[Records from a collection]
►
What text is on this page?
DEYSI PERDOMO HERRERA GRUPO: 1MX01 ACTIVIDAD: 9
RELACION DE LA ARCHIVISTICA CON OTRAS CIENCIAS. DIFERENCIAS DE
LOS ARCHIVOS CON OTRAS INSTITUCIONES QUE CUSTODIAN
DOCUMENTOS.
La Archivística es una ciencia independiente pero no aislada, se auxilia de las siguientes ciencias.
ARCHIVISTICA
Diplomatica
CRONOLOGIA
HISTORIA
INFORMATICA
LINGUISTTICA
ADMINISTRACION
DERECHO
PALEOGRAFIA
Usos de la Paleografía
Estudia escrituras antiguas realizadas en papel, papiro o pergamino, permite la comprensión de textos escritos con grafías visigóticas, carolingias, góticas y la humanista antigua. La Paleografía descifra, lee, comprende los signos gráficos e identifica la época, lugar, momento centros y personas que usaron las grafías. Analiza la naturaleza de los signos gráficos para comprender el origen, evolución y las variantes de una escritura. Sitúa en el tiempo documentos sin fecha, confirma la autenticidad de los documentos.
◄
Job: State how many lines include the string "ARCHIVISTICA". Give no other information.

Solved exercise: 2